» **Task brief**: Below you will find a set of lines. Repeat them all exactly.

[Stored data]
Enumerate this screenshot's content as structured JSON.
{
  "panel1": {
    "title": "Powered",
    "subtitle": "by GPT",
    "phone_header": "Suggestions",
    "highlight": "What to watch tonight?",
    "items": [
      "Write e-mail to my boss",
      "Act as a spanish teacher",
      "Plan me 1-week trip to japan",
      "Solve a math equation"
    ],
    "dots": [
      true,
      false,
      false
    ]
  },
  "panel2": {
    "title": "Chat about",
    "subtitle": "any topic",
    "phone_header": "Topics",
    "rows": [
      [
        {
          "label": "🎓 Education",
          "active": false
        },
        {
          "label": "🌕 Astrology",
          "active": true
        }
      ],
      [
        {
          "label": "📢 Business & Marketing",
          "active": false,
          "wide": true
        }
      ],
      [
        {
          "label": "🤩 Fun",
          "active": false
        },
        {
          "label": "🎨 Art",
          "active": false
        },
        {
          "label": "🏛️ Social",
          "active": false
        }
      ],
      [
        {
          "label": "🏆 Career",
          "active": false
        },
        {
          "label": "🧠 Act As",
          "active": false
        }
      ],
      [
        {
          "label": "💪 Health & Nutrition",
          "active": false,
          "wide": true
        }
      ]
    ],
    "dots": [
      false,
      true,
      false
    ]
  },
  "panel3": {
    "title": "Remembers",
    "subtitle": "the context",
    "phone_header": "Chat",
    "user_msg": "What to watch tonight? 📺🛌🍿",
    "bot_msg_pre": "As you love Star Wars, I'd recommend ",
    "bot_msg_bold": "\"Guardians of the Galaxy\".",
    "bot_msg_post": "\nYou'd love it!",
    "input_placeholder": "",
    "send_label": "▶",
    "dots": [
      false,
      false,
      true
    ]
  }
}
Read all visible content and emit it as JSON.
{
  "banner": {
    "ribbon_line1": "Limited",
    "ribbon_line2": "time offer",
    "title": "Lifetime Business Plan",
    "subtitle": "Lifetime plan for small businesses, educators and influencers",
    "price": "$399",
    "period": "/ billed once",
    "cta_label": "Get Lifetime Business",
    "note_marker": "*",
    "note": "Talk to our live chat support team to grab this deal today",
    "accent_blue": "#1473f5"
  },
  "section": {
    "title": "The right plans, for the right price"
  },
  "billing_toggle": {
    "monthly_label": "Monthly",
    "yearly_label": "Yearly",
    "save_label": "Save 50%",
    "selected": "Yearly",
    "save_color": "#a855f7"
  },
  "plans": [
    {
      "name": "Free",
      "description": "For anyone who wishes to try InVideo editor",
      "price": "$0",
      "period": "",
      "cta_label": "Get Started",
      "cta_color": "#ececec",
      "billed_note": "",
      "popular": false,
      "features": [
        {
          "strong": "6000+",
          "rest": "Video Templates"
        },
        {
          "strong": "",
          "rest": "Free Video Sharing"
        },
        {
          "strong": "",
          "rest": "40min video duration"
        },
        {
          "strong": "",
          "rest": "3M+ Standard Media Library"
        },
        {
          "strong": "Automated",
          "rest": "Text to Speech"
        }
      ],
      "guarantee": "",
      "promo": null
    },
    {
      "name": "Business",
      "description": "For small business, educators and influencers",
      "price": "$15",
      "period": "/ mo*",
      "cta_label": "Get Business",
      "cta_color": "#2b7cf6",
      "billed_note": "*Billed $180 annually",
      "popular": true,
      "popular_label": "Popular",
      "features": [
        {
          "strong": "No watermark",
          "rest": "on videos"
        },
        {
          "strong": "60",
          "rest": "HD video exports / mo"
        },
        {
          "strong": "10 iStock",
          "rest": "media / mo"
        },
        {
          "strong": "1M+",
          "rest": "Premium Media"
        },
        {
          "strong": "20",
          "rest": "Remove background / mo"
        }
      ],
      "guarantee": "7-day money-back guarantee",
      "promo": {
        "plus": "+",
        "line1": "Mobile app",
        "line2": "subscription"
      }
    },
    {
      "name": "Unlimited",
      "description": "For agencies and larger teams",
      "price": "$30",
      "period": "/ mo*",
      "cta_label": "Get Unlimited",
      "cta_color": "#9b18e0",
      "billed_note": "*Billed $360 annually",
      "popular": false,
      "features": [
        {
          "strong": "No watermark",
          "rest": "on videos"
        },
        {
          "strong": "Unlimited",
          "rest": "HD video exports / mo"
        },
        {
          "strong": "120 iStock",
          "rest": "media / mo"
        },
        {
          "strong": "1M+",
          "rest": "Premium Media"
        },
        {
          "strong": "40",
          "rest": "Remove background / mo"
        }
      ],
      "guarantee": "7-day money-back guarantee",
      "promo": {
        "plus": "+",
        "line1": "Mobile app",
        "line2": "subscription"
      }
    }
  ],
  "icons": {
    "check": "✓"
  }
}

» **Solution below**:
Enumerate this screenshot's content as structured JSON.
{
  "panel1": {
    "title": "Powered",
    "subtitle": "by GPT",
    "phone_header": "Suggestions",
    "highlight": "What to watch tonight?",
    "items": [
      "Write e-mail to my boss",
      "Act as a spanish teacher",
      "Plan me 1-week trip to japan",
      "Solve a math equation"
    ],
    "dots": [
      true,
      false,
      false
    ]
  },
  "panel2": {
    "title": "Chat about",
    "subtitle": "any topic",
    "phone_header": "Topics",
    "rows": [
      [
        {
          "label": "🎓 Education",
          "active": false
        },
        {
          "label": "🌕 Astrology",
          "active": true
        }
      ],
      [
        {
          "label": "📢 Business & Marketing",
          "active": false,
          "wide": true
        }
      ],
      [
        {
          "label": "🤩 Fun",
          "active": false
        },
        {
          "label": "🎨 Art",
          "active": false
        },
        {
          "label": "🏛️ Social",
          "active": false
        }
      ],
      [
        {
          "label": "🏆 Career",
          "active": false
        },
        {
          "label": "🧠 Act As",
          "active": false
        }
      ],
      [
        {
          "label": "💪 Health & Nutrition",
          "active": false,
          "wide": true
        }
      ]
    ],
    "dots": [
      false,
      true,
      false
    ]
  },
  "panel3": {
    "title": "Remembers",
    "subtitle": "the context",
    "phone_header": "Chat",
    "user_msg": "What to watch tonight? 📺🛌🍿",
    "bot_msg_pre": "As you love Star Wars, I'd recommend ",
    "bot_msg_bold": "\"Guardians of the Galaxy\".",
    "bot_msg_post": "\nYou'd love it!",
    "input_placeholder": "",
    "send_label": "▶",
    "dots": [
      false,
      false,
      true
    ]
  }
}
Read all visible content and emit it as JSON.
{
  "banner": {
    "ribbon_line1": "Limited",
    "ribbon_line2": "time offer",
    "title": "Lifetime Business Plan",
    "subtitle": "Lifetime plan for small businesses, educators and influencers",
    "price": "$399",
    "period": "/ billed once",
    "cta_label": "Get Lifetime Business",
    "note_marker": "*",
    "note": "Talk to our live chat support team to grab this deal today",
    "accent_blue": "#1473f5"
  },
  "section": {
    "title": "The right plans, for the right price"
  },
  "billing_toggle": {
    "monthly_label": "Monthly",
    "yearly_label": "Yearly",
    "save_label": "Save 50%",
    "selected": "Yearly",
    "save_color": "#a855f7"
  },
  "plans": [
    {
      "name": "Free",
      "description": "For anyone who wishes to try InVideo editor",
      "price": "$0",
      "period": "",
      "cta_label": "Get Started",
      "cta_color": "#ececec",
      "billed_note": "",
      "popular": false,
      "features": [
        {
          "strong": "6000+",
          "rest": "Video Templates"
        },
        {
          "strong": "",
          "rest": "Free Video Sharing"
        },
        {
          "strong": "",
          "rest": "40min video duration"
        },
        {
          "strong": "",
          "rest": "3M+ Standard Media Library"
        },
        {
          "strong": "Automated",
          "rest": "Text to Speech"
        }
      ],
      "guarantee": "",
      "promo": null
    },
    {
      "name": "Business",
      "description": "For small business, educators and influencers",
      "price": "$15",
      "period": "/ mo*",
      "cta_label": "Get Business",
      "cta_color": "#2b7cf6",
      "billed_note": "*Billed $180 annually",
      "popular": true,
      "popular_label": "Popular",
      "features": [
        {
          "strong": "No watermark",
          "rest": "on videos"
        },
        {
          "strong": "60",
          "rest": "HD video exports / mo"
        },
        {
          "strong": "10 iStock",
          "rest": "media / mo"
        },
        {
          "strong": "1M+",
          "rest": "Premium Media"
        },
        {
          "strong": "20",
          "rest": "Remove background / mo"
        }
      ],
      "guarantee": "7-day money-back guarantee",
      "promo": {
        "plus": "+",
        "line1": "Mobile app",
        "line2": "subscription"
      }
    },
    {
      "name": "Unlimited",
      "description": "For agencies and larger teams",
      "price": "$30",
      "period": "/ mo*",
      "cta_label": "Get Unlimited",
      "cta_color": "#9b18e0",
      "billed_note": "*Billed $360 annually",
      "popular": false,
      "features": [
        {
          "strong": "No watermark",
          "rest": "on videos"
        },
        {
          "strong": "Unlimited",
          "rest": "HD video exports / mo"
        },
        {
          "strong": "120 iStock",
          "rest": "media / mo"
        },
        {
          "strong": "1M+",
          "rest": "Premium Media"
        },
        {
          "strong": "40",
          "rest": "Remove background / mo"
        }
      ],
      "guarantee": "7-day money-back guarantee",
      "promo": {
        "plus": "+",
        "line1": "Mobile app",
        "line2": "subscription"
      }
    }
  ],
  "icons": {
    "check": "✓"
  }
}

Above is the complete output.